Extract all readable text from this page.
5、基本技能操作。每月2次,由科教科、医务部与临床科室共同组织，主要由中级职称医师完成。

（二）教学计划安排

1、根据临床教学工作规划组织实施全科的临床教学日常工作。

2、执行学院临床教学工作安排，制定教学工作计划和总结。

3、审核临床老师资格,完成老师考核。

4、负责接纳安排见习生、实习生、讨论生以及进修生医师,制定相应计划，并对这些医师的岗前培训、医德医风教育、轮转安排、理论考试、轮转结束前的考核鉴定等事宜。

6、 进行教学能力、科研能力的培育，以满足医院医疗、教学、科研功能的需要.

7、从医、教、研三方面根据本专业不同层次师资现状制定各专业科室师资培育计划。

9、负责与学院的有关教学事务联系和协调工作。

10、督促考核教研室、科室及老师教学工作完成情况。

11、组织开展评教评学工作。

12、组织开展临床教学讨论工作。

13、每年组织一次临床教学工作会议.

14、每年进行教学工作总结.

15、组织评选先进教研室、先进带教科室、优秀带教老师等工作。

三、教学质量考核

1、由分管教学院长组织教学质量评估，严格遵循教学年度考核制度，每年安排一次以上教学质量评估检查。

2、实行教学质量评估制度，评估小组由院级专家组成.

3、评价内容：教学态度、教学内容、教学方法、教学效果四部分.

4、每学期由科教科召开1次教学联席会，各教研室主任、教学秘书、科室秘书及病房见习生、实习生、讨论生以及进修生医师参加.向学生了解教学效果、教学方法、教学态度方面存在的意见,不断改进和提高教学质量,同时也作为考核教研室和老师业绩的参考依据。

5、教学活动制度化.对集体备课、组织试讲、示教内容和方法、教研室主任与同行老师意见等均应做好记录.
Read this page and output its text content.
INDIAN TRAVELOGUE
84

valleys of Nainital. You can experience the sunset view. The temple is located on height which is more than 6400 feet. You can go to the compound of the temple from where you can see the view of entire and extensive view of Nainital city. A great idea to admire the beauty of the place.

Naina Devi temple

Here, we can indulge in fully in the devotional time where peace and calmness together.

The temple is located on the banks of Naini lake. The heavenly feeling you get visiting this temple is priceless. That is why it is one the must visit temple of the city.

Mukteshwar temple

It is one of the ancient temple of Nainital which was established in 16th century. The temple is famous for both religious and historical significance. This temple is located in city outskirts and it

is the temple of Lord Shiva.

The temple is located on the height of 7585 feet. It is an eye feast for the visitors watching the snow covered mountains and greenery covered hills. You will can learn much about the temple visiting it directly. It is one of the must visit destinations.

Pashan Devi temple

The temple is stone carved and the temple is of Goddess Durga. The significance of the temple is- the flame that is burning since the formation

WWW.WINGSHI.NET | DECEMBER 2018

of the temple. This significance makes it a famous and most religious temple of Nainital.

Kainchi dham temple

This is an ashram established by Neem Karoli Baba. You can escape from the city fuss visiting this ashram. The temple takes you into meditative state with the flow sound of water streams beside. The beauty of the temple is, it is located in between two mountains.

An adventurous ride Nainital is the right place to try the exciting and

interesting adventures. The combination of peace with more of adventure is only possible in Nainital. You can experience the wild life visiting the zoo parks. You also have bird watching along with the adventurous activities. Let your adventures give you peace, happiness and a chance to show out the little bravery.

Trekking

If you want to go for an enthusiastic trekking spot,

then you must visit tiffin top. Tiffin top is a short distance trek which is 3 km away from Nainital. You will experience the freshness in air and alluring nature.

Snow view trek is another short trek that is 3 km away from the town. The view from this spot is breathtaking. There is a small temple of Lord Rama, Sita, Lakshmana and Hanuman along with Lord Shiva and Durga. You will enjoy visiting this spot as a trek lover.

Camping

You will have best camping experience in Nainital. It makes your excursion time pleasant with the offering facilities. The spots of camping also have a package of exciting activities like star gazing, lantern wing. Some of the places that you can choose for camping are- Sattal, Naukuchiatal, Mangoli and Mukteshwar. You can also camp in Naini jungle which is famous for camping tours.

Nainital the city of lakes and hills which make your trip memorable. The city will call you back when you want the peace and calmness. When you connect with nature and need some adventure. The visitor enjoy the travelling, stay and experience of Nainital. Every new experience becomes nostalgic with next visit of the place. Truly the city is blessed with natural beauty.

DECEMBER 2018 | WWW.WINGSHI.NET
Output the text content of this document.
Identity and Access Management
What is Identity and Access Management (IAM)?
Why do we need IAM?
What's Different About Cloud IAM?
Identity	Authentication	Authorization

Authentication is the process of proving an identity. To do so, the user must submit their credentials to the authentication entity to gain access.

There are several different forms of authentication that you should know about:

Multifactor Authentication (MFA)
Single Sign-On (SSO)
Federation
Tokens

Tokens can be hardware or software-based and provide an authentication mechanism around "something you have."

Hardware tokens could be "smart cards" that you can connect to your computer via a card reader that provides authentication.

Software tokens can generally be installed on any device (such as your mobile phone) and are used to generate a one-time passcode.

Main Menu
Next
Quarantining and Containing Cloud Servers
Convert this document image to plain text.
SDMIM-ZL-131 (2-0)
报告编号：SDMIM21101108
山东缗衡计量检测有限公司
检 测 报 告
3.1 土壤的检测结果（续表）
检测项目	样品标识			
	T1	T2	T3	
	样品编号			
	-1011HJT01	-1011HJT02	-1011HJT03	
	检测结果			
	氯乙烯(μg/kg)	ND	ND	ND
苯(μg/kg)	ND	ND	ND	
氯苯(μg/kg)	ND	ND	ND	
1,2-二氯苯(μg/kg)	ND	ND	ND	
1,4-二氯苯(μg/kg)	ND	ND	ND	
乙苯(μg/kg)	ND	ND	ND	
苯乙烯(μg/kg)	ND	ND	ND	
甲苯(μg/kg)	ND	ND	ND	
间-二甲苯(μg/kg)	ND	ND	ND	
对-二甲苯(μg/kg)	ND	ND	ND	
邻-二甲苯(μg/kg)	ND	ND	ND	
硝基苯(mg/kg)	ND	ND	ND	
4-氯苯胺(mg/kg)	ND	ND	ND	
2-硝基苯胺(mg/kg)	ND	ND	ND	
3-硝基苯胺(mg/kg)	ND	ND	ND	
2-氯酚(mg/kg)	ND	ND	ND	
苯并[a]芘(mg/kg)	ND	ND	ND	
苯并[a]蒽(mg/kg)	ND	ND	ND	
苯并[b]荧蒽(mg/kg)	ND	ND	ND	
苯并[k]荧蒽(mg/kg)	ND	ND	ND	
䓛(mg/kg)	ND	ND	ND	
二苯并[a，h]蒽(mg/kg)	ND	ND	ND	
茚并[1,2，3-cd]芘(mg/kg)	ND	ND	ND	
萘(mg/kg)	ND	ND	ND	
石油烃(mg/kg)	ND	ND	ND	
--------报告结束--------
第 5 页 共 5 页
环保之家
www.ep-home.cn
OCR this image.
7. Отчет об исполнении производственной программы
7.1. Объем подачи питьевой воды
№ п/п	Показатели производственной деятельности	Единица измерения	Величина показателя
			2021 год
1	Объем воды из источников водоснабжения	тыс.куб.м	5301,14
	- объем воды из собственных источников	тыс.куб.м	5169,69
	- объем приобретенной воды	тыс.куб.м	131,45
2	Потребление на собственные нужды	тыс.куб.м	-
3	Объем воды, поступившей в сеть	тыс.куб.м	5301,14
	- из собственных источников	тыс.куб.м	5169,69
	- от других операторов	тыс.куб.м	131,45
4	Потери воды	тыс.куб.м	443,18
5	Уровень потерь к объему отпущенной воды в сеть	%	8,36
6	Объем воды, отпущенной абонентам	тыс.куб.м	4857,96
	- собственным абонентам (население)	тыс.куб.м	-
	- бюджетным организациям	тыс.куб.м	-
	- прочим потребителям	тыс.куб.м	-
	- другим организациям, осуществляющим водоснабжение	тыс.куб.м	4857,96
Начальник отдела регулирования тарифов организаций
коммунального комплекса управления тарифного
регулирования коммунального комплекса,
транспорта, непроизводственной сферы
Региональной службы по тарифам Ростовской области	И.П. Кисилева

§ **The problem**
Scan the material above. Copy each line where "Lord" occurs.

§ **Exercise response**
is the temple of Lord Shiva.
Snow view trek is another short trek that is 3 km away from the town. The view from this spot is breathtaking. There is a small temple of Lord Rama, Sita, Lakshmana and Hanuman along with Lord Shiva and Durga. You will enjoy visiting this spot as a trek lover.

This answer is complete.